Source extract:
Friday, July 30, 1999
Mt. Orab tap water defended
BY PAUL BARTON
Enquirer Washington Bureau
WASHINGTON Mount Orab, Ohio, officials denied Thursday that their tap water has the dangerous levels of herbicide alleged in a report from the Environmental Working Group, an environmental research and advocacy group.
The Environmental Working Group listed Mount Orab as one of six Southwestern Ohio communities where levels of atrazine in tap water expose residents, especially infants and children, to far higher cancer risks than they should face.
Atrazine, the most widely used herbicide in the United States, is associated with corn production.
"No longer a problem'
It's no longer a problem, said Fred Kirker, superintendent of utilities for Mount Orab.
Since the village installed a $17,000 filtering system in late 1998, he said, tests show atrazine amounts to be far less than 1 part per billion.
The federal Environmental Protection Agency requires that atrazine levels be held to 3 parts per billion or less, although that standard is under review.
In several of the most recent tests, Mr. Kirker said, atrazine has been below detectable levels.
The village tests its water every other week.
Four years of data
The Environmental Working Group's study was based on data from 1994 through 1998 that it obtained from the Ohio Environmental Protection Agency.
Jane Houlihan, researcher for the group, said test data from as recently as July 1998 showed atrazine present at 9.85 parts per billion in Mount Orab, which is almost three times the current federal standard.
Mount Orab officials said that was before the new filtering system.
I'm not saying there wasn't some in it (in the past), Mr. Kirker said.
The Environmental Working Group said children in Mount Orab exceed what should be their lifetime cancer risk at the age of 3.7 months and that lifetime residents have a cancer risk equivalent to 17.4 times what it should be under the 1996 Food Quality Protection Act.
The 1996 act, the group says, should result in a federal atrazine standard of 1.4 parts per billion instead of the current 3 parts per billion.
It is critical of the U.S. EPA for not revising the standard. Federal EPA officials said the matter is still under review.

Source information:
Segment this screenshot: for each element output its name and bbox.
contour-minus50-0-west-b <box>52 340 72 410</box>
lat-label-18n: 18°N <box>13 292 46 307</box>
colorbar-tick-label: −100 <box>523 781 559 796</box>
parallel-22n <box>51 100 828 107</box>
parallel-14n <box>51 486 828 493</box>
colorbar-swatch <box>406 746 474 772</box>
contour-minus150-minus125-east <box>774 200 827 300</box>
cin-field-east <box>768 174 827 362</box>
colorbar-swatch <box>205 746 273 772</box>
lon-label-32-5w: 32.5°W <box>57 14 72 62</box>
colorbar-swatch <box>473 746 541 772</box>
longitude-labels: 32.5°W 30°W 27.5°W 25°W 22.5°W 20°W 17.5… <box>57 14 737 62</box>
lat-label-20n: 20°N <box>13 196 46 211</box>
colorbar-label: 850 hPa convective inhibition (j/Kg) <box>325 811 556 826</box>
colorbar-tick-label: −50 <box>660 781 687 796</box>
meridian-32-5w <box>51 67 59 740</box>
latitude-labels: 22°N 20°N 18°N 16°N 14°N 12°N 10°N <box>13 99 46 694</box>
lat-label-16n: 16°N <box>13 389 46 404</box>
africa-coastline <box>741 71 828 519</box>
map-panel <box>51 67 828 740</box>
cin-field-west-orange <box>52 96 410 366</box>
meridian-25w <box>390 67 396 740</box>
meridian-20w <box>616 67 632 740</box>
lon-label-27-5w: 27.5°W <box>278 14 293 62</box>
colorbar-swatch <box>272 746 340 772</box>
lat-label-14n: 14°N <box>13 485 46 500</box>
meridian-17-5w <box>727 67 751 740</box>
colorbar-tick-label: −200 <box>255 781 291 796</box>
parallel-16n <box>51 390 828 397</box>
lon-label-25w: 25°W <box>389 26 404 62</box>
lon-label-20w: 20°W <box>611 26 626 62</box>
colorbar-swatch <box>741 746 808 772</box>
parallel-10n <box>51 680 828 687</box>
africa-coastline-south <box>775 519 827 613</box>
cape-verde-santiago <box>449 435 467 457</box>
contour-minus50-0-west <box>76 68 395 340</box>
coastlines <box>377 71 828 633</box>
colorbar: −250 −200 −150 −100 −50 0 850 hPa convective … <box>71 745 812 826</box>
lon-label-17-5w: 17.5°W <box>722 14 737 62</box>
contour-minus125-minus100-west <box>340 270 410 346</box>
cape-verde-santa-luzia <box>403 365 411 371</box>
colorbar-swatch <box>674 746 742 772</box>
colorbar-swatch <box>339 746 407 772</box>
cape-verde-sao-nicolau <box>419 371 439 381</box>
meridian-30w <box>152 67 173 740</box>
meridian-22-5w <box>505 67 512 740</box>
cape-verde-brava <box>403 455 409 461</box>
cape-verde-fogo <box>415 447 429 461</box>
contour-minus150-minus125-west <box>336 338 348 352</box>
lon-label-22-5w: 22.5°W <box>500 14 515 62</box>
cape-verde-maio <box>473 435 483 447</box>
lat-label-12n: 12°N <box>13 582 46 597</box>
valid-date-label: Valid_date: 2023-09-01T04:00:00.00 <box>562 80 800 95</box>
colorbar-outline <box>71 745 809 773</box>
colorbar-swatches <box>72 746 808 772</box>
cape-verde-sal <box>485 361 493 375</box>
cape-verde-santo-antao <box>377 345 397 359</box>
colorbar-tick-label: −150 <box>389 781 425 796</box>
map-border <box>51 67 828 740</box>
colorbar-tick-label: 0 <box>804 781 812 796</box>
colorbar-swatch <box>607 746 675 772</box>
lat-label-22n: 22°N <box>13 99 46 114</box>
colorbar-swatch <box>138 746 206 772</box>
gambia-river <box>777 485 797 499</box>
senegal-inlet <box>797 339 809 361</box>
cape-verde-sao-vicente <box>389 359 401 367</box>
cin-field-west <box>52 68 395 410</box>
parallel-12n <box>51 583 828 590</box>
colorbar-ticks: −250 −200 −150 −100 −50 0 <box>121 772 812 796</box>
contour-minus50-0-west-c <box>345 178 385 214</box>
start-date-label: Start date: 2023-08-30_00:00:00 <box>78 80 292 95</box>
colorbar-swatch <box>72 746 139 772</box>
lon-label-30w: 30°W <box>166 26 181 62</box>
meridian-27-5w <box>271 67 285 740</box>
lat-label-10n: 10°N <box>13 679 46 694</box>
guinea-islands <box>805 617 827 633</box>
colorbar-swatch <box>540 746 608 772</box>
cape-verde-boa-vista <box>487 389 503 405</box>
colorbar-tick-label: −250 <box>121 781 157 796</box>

What is expected:
According to the article on Mount Orab's tap water, what did the village pay for the filtering system it installed in late 1998?

Response area:
$17,000